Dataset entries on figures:
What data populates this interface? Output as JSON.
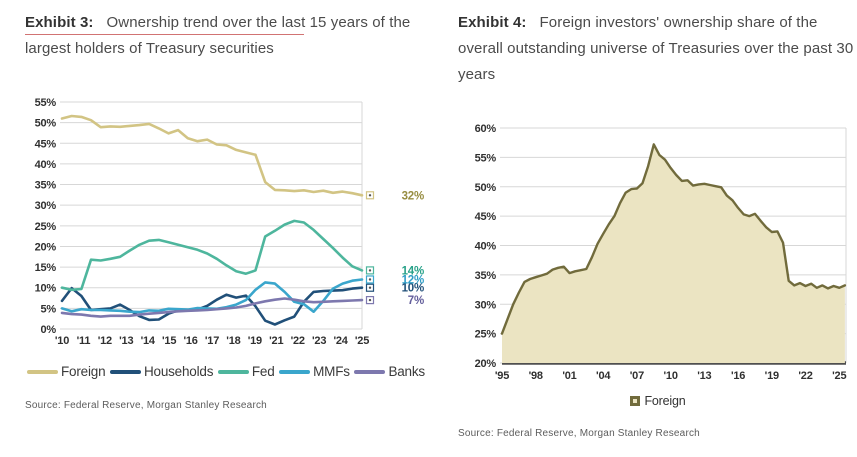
{
  "header": {
    "exhibit3_label": "Exhibit 3:",
    "exhibit3_title": "Ownership trend over the last 15 years of the largest holders of Treasury securities",
    "exhibit4_label": "Exhibit 4:",
    "exhibit4_title": "Foreign investors' ownership share of the overall outstanding universe of Treasuries over the past 30 years"
  },
  "footer": {
    "source_left": "Source: Federal Reserve, Morgan Stanley Research",
    "source_right": "Source: Federal Reserve, Morgan Stanley Research"
  },
  "colors": {
    "grid": "#d7d7d7",
    "tick_text": "#303030",
    "axis_dark": "#4f4f4f",
    "title_underline": "#c65050"
  },
  "chart_data": [
    {
      "type": "line",
      "title": "Exhibit 3: Ownership trend over the last 15 years of the largest holders of Treasury securities",
      "ylim": [
        0,
        55
      ],
      "ytick_step": 5,
      "ytick_suffix": "%",
      "xlim": [
        2010,
        2025.5
      ],
      "xtick_labels": [
        "'10",
        "'11",
        "'12",
        "'13",
        "'14",
        "'15",
        "'16",
        "'17",
        "'18",
        "'19",
        "'21",
        "'22",
        "'23",
        "'24",
        "'25"
      ],
      "grid": true,
      "legend_position": "bottom",
      "x_start": 2010.0,
      "x_step": 0.5,
      "series": [
        {
          "name": "Foreign",
          "color": "#d2c484",
          "label_color": "#978d41",
          "end_label": "32%",
          "values": [
            51.0,
            51.6,
            51.4,
            50.6,
            48.9,
            49.1,
            49.0,
            49.2,
            49.4,
            49.7,
            48.6,
            47.4,
            48.2,
            46.2,
            45.5,
            45.9,
            44.7,
            44.5,
            43.4,
            42.8,
            42.2,
            35.6,
            33.7,
            33.6,
            33.4,
            33.6,
            33.2,
            33.5,
            33.0,
            33.3,
            32.9,
            32.4
          ]
        },
        {
          "name": "Households",
          "color": "#215079",
          "label_color": "#215079",
          "end_label": "10%",
          "values": [
            6.8,
            9.9,
            8.0,
            4.6,
            4.8,
            5.0,
            5.9,
            4.6,
            3.1,
            2.2,
            2.3,
            3.7,
            4.5,
            4.6,
            4.7,
            5.6,
            7.1,
            8.3,
            7.6,
            8.1,
            5.5,
            2.0,
            1.1,
            2.1,
            3.0,
            6.6,
            9.0,
            9.2,
            9.3,
            9.4,
            9.8,
            10.0
          ]
        },
        {
          "name": "Fed",
          "color": "#4eb69d",
          "label_color": "#27a188",
          "end_label": "14%",
          "values": [
            10.0,
            9.5,
            9.7,
            16.8,
            16.6,
            17.0,
            17.5,
            19.0,
            20.4,
            21.4,
            21.6,
            21.0,
            20.4,
            19.8,
            19.2,
            18.3,
            17.0,
            15.4,
            14.0,
            13.4,
            14.2,
            22.4,
            23.8,
            25.3,
            26.2,
            25.8,
            24.0,
            21.8,
            19.6,
            17.3,
            15.2,
            14.2
          ]
        },
        {
          "name": "MMFs",
          "color": "#3aa6cc",
          "label_color": "#2e9dc6",
          "end_label": "12%",
          "values": [
            5.0,
            4.3,
            4.8,
            4.6,
            4.6,
            4.5,
            4.4,
            4.2,
            4.1,
            4.5,
            4.4,
            4.9,
            4.8,
            4.7,
            5.1,
            5.0,
            4.9,
            5.3,
            5.9,
            7.0,
            9.5,
            11.3,
            11.0,
            9.0,
            6.6,
            6.0,
            4.2,
            6.8,
            9.8,
            11.0,
            11.7,
            12.0
          ]
        },
        {
          "name": "Banks",
          "color": "#7d78ae",
          "label_color": "#635e9b",
          "end_label": "7%",
          "values": [
            3.9,
            3.6,
            3.5,
            3.2,
            3.0,
            3.2,
            3.2,
            3.2,
            3.5,
            3.7,
            3.9,
            4.1,
            4.3,
            4.4,
            4.5,
            4.6,
            4.8,
            5.0,
            5.2,
            5.6,
            6.2,
            6.7,
            7.1,
            7.4,
            7.1,
            6.7,
            6.5,
            6.6,
            6.7,
            6.8,
            6.9,
            7.0
          ]
        }
      ]
    },
    {
      "type": "area",
      "title": "Exhibit 4: Foreign investors' ownership share of the overall outstanding universe of Treasuries over the past 30 years",
      "ylim": [
        20,
        60
      ],
      "ytick_step": 5,
      "ytick_suffix": "%",
      "xlim": [
        1995,
        2025.6
      ],
      "xticks": [
        {
          "label": "'95",
          "year": 1995
        },
        {
          "label": "'98",
          "year": 1998
        },
        {
          "label": "'01",
          "year": 2001
        },
        {
          "label": "'04",
          "year": 2004
        },
        {
          "label": "'07",
          "year": 2007
        },
        {
          "label": "'10",
          "year": 2010
        },
        {
          "label": "'13",
          "year": 2013
        },
        {
          "label": "'16",
          "year": 2016
        },
        {
          "label": "'19",
          "year": 2019
        },
        {
          "label": "'22",
          "year": 2022
        },
        {
          "label": "'25",
          "year": 2025
        }
      ],
      "grid": true,
      "baseline": true,
      "legend_position": "bottom",
      "x_start": 1995.0,
      "x_step": 0.5,
      "series": [
        {
          "name": "Foreign",
          "color": "#716b3c",
          "fill": "#ebe4c2",
          "values": [
            25.0,
            27.5,
            30.0,
            32.0,
            33.8,
            34.3,
            34.6,
            34.9,
            35.2,
            35.9,
            36.2,
            36.4,
            35.3,
            35.6,
            35.8,
            36.0,
            38.0,
            40.3,
            42.0,
            43.6,
            45.0,
            47.2,
            49.0,
            49.6,
            49.7,
            50.6,
            53.5,
            57.2,
            55.4,
            54.6,
            53.2,
            52.0,
            51.0,
            51.1,
            50.2,
            50.4,
            50.5,
            50.3,
            50.1,
            49.9,
            48.5,
            47.7,
            46.4,
            45.3,
            45.0,
            45.4,
            44.2,
            43.1,
            42.3,
            42.4,
            40.5,
            34.0,
            33.2,
            33.6,
            33.1,
            33.5,
            32.8,
            33.2,
            32.7,
            33.1,
            32.8,
            33.2
          ]
        }
      ]
    }
  ]
}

**Directions:**
Pictures are excluded; output everything else in the data verbatim.

**Output:**
What data populates this interface? Output as JSON.
{
  "header": {
    "exhibit3_label": "Exhibit 3:",
    "exhibit3_title": "Ownership trend over the last 15 years of the largest holders of Treasury securities",
    "exhibit4_label": "Exhibit 4:",
    "exhibit4_title": "Foreign investors' ownership share of the overall outstanding universe of Treasuries over the past 30 years"
  },
  "footer": {
    "source_left": "Source: Federal Reserve, Morgan Stanley Research",
    "source_right": "Source: Federal Reserve, Morgan Stanley Research"
  },
  "colors": {
    "grid": "#d7d7d7",
    "tick_text": "#303030",
    "axis_dark": "#4f4f4f",
    "title_underline": "#c65050"
  },
  "chart_data": [
    {
      "type": "line",
      "title": "Exhibit 3: Ownership trend over the last 15 years of the largest holders of Treasury securities",
      "ylim": [
        0,
        55
      ],
      "ytick_step": 5,
      "ytick_suffix": "%",
      "xlim": [
        2010,
        2025.5
      ],
      "xtick_labels": [
        "'10",
        "'11",
        "'12",
        "'13",
        "'14",
        "'15",
        "'16",
        "'17",
        "'18",
        "'19",
        "'21",
        "'22",
        "'23",
        "'24",
        "'25"
      ],
      "grid": true,
      "legend_position": "bottom",
      "x_start": 2010.0,
      "x_step": 0.5,
      "series": [
        {
          "name": "Foreign",
          "color": "#d2c484",
          "label_color": "#978d41",
          "end_label": "32%",
          "values": [
            51.0,
            51.6,
            51.4,
            50.6,
            48.9,
            49.1,
            49.0,
            49.2,
            49.4,
            49.7,
            48.6,
            47.4,
            48.2,
            46.2,
            45.5,
            45.9,
            44.7,
            44.5,
            43.4,
            42.8,
            42.2,
            35.6,
            33.7,
            33.6,
            33.4,
            33.6,
            33.2,
            33.5,
            33.0,
            33.3,
            32.9,
            32.4
          ]
        },
        {
          "name": "Households",
          "color": "#215079",
          "label_color": "#215079",
          "end_label": "10%",
          "values": [
            6.8,
            9.9,
            8.0,
            4.6,
            4.8,
            5.0,
            5.9,
            4.6,
            3.1,
            2.2,
            2.3,
            3.7,
            4.5,
            4.6,
            4.7,
            5.6,
            7.1,
            8.3,
            7.6,
            8.1,
            5.5,
            2.0,
            1.1,
            2.1,
            3.0,
            6.6,
            9.0,
            9.2,
            9.3,
            9.4,
            9.8,
            10.0
          ]
        },
        {
          "name": "Fed",
          "color": "#4eb69d",
          "label_color": "#27a188",
          "end_label": "14%",
          "values": [
            10.0,
            9.5,
            9.7,
            16.8,
            16.6,
            17.0,
            17.5,
            19.0,
            20.4,
            21.4,
            21.6,
            21.0,
            20.4,
            19.8,
            19.2,
            18.3,
            17.0,
            15.4,
            14.0,
            13.4,
            14.2,
            22.4,
            23.8,
            25.3,
            26.2,
            25.8,
            24.0,
            21.8,
            19.6,
            17.3,
            15.2,
            14.2
          ]
        },
        {
          "name": "MMFs",
          "color": "#3aa6cc",
          "label_color": "#2e9dc6",
          "end_label": "12%",
          "values": [
            5.0,
            4.3,
            4.8,
            4.6,
            4.6,
            4.5,
            4.4,
            4.2,
            4.1,
            4.5,
            4.4,
            4.9,
            4.8,
            4.7,
            5.1,
            5.0,
            4.9,
            5.3,
            5.9,
            7.0,
            9.5,
            11.3,
            11.0,
            9.0,
            6.6,
            6.0,
            4.2,
            6.8,
            9.8,
            11.0,
            11.7,
            12.0
          ]
        },
        {
          "name": "Banks",
          "color": "#7d78ae",
          "label_color": "#635e9b",
          "end_label": "7%",
          "values": [
            3.9,
            3.6,
            3.5,
            3.2,
            3.0,
            3.2,
            3.2,
            3.2,
            3.5,
            3.7,
            3.9,
            4.1,
            4.3,
            4.4,
            4.5,
            4.6,
            4.8,
            5.0,
            5.2,
            5.6,
            6.2,
            6.7,
            7.1,
            7.4,
            7.1,
            6.7,
            6.5,
            6.6,
            6.7,
            6.8,
            6.9,
            7.0
          ]
        }
      ]
    },
    {
      "type": "area",
      "title": "Exhibit 4: Foreign investors' ownership share of the overall outstanding universe of Treasuries over the past 30 years",
      "ylim": [
        20,
        60
      ],
      "ytick_step": 5,
      "ytick_suffix": "%",
      "xlim": [
        1995,
        2025.6
      ],
      "xticks": [
        {
          "label": "'95",
          "year": 1995
        },
        {
          "label": "'98",
          "year": 1998
        },
        {
          "label": "'01",
          "year": 2001
        },
        {
          "label": "'04",
          "year": 2004
        },
        {
          "label": "'07",
          "year": 2007
        },
        {
          "label": "'10",
          "year": 2010
        },
        {
          "label": "'13",
          "year": 2013
        },
        {
          "label": "'16",
          "year": 2016
        },
        {
          "label": "'19",
          "year": 2019
        },
        {
          "label": "'22",
          "year": 2022
        },
        {
          "label": "'25",
          "year": 2025
        }
      ],
      "grid": true,
      "baseline": true,
      "legend_position": "bottom",
      "x_start": 1995.0,
      "x_step": 0.5,
      "series": [
        {
          "name": "Foreign",
          "color": "#716b3c",
          "fill": "#ebe4c2",
          "values": [
            25.0,
            27.5,
            30.0,
            32.0,
            33.8,
            34.3,
            34.6,
            34.9,
            35.2,
            35.9,
            36.2,
            36.4,
            35.3,
            35.6,
            35.8,
            36.0,
            38.0,
            40.3,
            42.0,
            43.6,
            45.0,
            47.2,
            49.0,
            49.6,
            49.7,
            50.6,
            53.5,
            57.2,
            55.4,
            54.6,
            53.2,
            52.0,
            51.0,
            51.1,
            50.2,
            50.4,
            50.5,
            50.3,
            50.1,
            49.9,
            48.5,
            47.7,
            46.4,
            45.3,
            45.0,
            45.4,
            44.2,
            43.1,
            42.3,
            42.4,
            40.5,
            34.0,
            33.2,
            33.6,
            33.1,
            33.5,
            32.8,
            33.2,
            32.7,
            33.1,
            32.8,
            33.2
          ]
        }
      ]
    }
  ]
}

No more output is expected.